Structured page parsing data
↓↓↓
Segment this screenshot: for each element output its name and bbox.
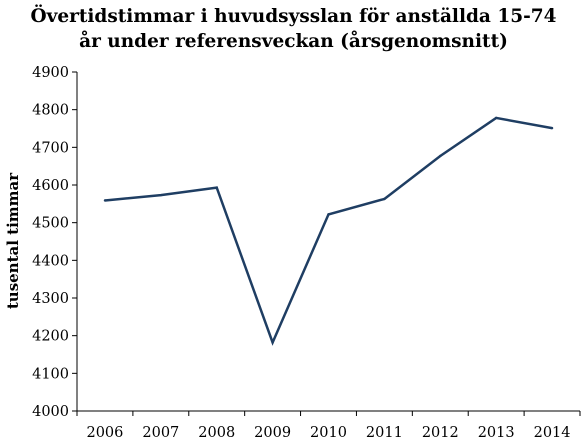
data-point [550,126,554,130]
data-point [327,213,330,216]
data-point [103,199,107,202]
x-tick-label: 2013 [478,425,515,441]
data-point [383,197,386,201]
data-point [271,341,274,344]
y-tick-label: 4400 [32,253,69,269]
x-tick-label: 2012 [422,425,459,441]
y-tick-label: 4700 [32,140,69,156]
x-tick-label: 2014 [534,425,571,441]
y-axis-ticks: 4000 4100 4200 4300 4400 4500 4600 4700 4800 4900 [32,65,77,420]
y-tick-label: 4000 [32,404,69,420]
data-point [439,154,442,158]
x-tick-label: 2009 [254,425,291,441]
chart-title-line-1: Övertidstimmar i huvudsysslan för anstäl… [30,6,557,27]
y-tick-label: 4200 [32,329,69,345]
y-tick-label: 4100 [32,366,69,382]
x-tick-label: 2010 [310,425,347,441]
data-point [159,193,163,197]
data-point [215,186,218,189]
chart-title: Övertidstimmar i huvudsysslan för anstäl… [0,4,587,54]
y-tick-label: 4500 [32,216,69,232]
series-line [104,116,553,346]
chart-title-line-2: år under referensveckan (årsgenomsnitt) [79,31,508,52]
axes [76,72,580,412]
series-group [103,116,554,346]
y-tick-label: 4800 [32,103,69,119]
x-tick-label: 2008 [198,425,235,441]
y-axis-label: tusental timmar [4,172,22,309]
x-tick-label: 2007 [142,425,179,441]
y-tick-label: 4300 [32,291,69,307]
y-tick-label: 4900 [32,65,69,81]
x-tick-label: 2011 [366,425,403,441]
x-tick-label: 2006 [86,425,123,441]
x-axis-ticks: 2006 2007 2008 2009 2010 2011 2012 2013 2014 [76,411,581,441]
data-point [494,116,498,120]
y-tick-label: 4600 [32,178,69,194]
↑↑↑
↓↓↓
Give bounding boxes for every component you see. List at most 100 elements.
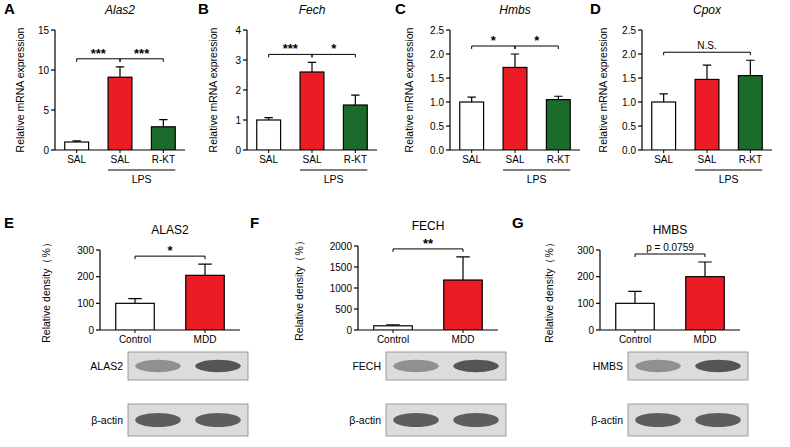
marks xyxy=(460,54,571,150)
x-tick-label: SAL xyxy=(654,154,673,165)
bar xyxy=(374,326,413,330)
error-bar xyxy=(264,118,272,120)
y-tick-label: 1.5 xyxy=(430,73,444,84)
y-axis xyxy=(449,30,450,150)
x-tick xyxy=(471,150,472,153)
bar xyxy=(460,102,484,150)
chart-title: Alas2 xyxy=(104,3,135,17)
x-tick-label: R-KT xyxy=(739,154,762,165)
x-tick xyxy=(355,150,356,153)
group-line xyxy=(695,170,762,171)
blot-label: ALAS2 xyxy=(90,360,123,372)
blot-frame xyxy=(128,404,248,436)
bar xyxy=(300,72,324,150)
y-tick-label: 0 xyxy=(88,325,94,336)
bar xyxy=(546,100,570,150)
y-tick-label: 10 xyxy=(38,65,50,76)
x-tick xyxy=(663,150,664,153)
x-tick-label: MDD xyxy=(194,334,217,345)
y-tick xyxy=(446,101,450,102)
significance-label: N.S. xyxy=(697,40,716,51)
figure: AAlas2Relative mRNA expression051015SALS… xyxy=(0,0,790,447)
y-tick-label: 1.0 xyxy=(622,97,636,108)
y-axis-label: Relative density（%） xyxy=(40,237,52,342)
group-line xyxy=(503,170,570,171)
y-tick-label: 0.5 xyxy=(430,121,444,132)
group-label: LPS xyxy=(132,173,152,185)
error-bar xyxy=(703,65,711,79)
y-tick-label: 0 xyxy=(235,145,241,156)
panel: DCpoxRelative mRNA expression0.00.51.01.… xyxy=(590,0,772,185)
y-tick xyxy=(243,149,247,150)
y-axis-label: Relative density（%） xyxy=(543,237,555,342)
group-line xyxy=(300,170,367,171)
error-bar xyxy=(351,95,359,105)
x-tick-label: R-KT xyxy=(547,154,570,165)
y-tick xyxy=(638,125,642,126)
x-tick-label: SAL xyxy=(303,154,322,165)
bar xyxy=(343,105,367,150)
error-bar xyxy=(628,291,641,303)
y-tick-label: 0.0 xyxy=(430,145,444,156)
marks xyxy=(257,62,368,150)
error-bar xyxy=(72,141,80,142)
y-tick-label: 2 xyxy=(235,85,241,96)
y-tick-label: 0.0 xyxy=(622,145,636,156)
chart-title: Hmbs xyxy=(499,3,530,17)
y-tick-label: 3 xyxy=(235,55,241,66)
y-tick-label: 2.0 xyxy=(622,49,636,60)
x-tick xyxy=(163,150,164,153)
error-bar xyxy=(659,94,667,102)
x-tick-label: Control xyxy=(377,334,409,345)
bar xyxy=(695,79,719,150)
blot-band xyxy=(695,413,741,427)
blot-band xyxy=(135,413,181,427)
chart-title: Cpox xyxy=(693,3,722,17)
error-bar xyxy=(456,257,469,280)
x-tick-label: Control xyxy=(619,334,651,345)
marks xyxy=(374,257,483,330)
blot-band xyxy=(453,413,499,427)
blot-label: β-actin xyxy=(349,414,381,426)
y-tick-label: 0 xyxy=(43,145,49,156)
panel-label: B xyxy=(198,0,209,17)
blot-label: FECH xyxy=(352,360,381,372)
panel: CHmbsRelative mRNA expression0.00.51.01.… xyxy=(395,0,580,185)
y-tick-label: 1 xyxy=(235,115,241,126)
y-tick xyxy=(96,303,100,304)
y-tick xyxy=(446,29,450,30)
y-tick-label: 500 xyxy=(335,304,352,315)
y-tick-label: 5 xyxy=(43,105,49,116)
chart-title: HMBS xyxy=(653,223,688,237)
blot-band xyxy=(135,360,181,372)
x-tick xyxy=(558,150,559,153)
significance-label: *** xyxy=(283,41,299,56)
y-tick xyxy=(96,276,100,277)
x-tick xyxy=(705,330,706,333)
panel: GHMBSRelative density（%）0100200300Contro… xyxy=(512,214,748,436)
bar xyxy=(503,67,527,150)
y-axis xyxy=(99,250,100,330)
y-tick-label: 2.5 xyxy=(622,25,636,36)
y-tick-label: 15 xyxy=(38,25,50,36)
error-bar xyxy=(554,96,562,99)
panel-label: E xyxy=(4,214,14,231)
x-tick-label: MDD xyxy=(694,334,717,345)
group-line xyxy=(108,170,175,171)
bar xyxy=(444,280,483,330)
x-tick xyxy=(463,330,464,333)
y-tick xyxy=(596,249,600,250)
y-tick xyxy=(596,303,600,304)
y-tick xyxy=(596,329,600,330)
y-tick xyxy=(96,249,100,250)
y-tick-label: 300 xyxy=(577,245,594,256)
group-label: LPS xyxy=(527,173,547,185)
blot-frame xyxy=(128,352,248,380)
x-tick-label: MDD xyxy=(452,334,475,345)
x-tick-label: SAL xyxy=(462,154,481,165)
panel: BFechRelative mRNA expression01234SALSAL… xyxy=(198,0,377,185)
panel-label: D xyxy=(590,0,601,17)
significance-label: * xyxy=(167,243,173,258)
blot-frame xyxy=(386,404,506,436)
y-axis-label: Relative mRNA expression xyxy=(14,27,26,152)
↑↑↑
Check each line in the records above for the word "error". Return those that have it.

error-bar xyxy=(264,118,272,120)
error-bar xyxy=(703,65,711,79)
error-bar xyxy=(351,95,359,105)
error-bar xyxy=(628,291,641,303)
error-bar xyxy=(72,141,80,142)
error-bar xyxy=(659,94,667,102)
error-bar xyxy=(456,257,469,280)
error-bar xyxy=(554,96,562,99)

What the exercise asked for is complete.